__TEXT EXCERPT__
-=-=-=-=-
Magnetospheric plasma boundaries: a test of the frozen-in magnetic field theorem
Abstract. The notion of frozen-in magnetic field originates from H. Alfvén, the result of a work on electromagnetic-hydrodynamic waves published in 1942. After that, the notion of frozen-in magnetic field, or ideal MHD, has become widely used in space plasma physics. The controversy on the applicability of ideal MHD started in the late 1950s and has continued ever since. The applicability of ideal MHD is particularly interesting in regions where solar wind plasma may cross the magnetopause and access the magnetosphere. It is generally assumed that a macroscopic system can be described by ideal MHD provided that the violations of ideal MHD are sufficiently small-sized near magnetic x-points (magnetic reconnection). On the other hand, localized departure from ideal MHD also enables other processes to take place, such that plasma may cross the separatrix and access neighbouring magnetic flux tubes. It is therefore important to be able to quantify from direct measurements ideal MHD, a task that has turned out to be a major challenge.
-=-=-=-=-
__MATERIAL SHOWN__

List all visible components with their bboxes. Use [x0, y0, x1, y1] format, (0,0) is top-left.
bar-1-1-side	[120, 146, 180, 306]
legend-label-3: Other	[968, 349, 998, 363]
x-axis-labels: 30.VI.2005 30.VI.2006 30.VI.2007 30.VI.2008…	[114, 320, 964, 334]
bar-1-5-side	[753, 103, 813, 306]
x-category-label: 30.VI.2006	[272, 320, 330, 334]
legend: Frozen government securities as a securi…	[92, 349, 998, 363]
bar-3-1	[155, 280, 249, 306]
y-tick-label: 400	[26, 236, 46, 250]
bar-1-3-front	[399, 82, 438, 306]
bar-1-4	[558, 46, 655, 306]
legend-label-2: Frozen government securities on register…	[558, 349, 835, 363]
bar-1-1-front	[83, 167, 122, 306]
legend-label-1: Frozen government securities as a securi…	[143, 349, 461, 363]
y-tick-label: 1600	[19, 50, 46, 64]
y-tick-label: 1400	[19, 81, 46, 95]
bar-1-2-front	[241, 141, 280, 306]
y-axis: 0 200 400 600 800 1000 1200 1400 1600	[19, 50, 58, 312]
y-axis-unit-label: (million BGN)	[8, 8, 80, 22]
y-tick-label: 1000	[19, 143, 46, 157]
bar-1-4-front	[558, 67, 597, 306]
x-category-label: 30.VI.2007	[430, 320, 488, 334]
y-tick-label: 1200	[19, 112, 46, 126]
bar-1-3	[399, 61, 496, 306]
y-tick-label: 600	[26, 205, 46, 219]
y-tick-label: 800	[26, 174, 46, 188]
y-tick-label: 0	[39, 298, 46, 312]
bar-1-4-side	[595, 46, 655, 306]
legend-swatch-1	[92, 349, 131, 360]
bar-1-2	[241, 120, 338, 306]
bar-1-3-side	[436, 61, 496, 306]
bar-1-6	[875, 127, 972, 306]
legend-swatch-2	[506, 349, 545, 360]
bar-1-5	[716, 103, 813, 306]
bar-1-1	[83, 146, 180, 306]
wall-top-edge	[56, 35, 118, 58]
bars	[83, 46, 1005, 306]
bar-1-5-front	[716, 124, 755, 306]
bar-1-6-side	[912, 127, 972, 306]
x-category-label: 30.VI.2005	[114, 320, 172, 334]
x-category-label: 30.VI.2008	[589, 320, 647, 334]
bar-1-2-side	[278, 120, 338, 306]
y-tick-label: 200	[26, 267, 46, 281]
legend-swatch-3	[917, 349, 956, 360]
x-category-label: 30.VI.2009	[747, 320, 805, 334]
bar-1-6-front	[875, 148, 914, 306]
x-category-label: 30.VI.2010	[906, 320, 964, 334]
-=-=-=-=-
__WHAT THE TASK ASKS__
In the abstract on magnetospheric plasma boundaries, list each distinct word that comes right after the word "magnetic" (title excluded).

__SOLUTION FOR THIS EXERCISE__
field, x-points, reconnection, flux